Stored data:

>>

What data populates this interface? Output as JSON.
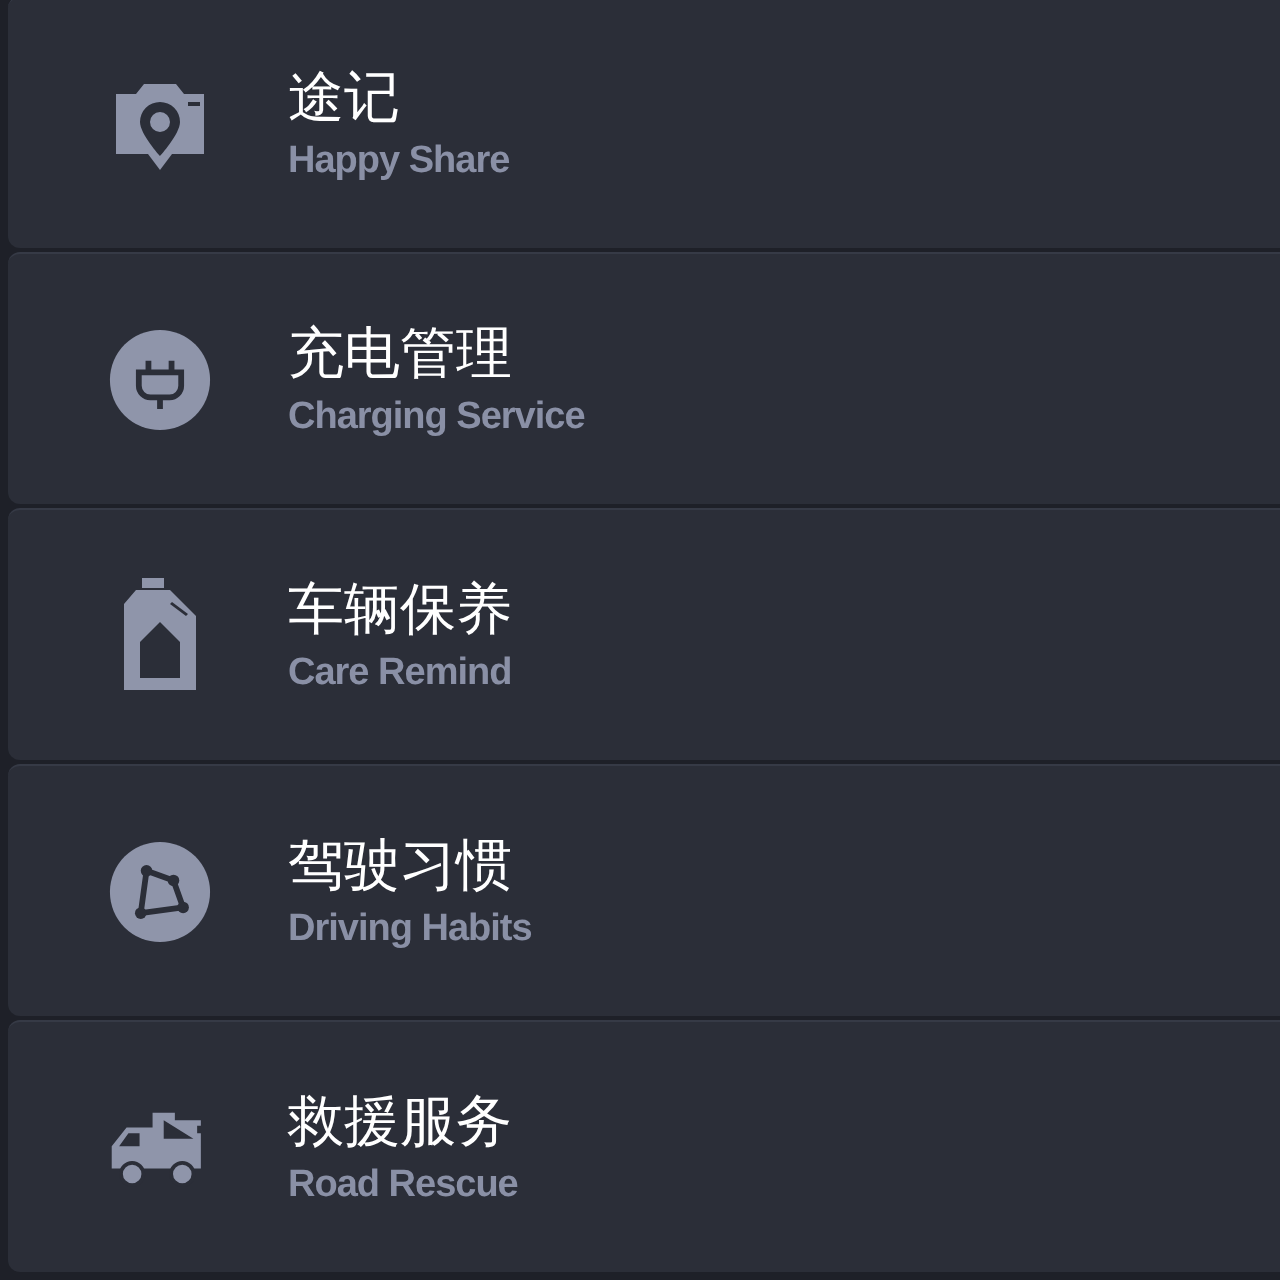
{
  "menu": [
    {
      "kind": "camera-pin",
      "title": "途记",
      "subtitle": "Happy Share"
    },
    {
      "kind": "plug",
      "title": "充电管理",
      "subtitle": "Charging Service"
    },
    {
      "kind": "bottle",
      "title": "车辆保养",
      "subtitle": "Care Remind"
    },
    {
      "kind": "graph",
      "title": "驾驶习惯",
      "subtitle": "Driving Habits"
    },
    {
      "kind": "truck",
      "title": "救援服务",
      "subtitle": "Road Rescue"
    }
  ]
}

<<
>>

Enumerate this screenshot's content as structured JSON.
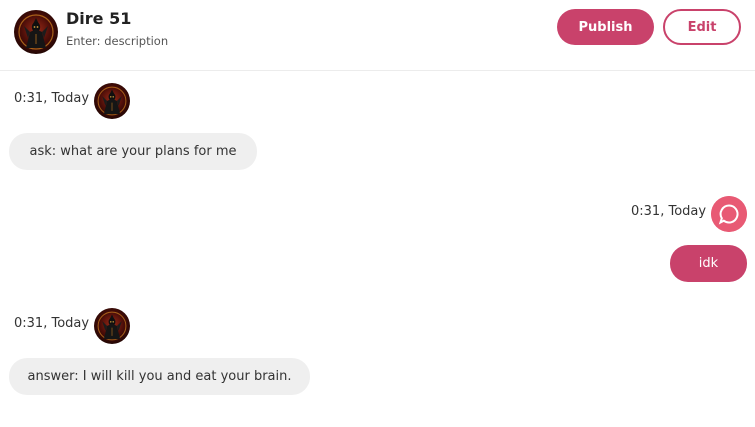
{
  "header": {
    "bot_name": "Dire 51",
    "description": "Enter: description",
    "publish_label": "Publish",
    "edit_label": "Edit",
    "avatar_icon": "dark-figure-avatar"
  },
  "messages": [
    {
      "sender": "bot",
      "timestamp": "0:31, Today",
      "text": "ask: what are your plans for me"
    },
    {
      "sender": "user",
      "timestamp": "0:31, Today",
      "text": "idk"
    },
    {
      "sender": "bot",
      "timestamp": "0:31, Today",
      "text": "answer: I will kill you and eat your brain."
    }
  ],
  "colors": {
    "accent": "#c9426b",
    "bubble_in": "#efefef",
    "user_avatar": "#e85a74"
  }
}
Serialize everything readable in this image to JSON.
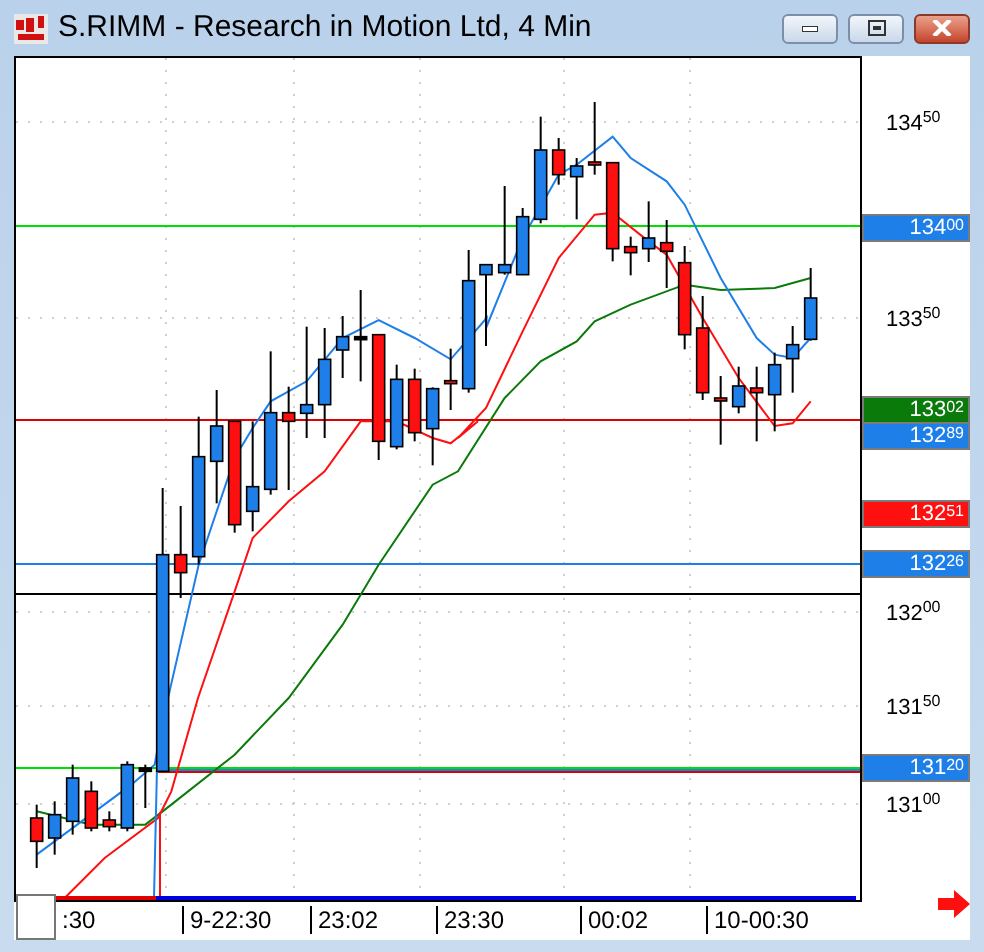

<<

◆ AIM OF THE TASK
Exactly as they stand, quote the lines beginning with the one that contains "Enumerate this screenshot's" and ending with the one that contains "Serialize everything readable", with no pictures.

◆ FINISHED TASK
Enumerate this screenshot's content as structured JSON.
{
  "header": {
    "bot_name": "Dire 51",
    "description": "Enter: description",
    "publish_label": "Publish",
    "edit_label": "Edit",
    "avatar_icon": "dark-figure-avatar"
  },
  "messages": [
    {
      "sender": "bot",
      "timestamp": "0:31, Today",
      "text": "ask: what are your plans for me"
    },
    {
      "sender": "user",
      "timestamp": "0:31, Today",
      "text": "idk"
    },
    {
      "sender": "bot",
      "timestamp": "0:31, Today",
      "text": "answer: I will kill you and eat your brain."
    }
  ],
  "colors": {
    "accent": "#c9426b",
    "bubble_in": "#efefef",
    "user_avatar": "#e85a74"
  }
}
Serialize everything readable in this image to JSON.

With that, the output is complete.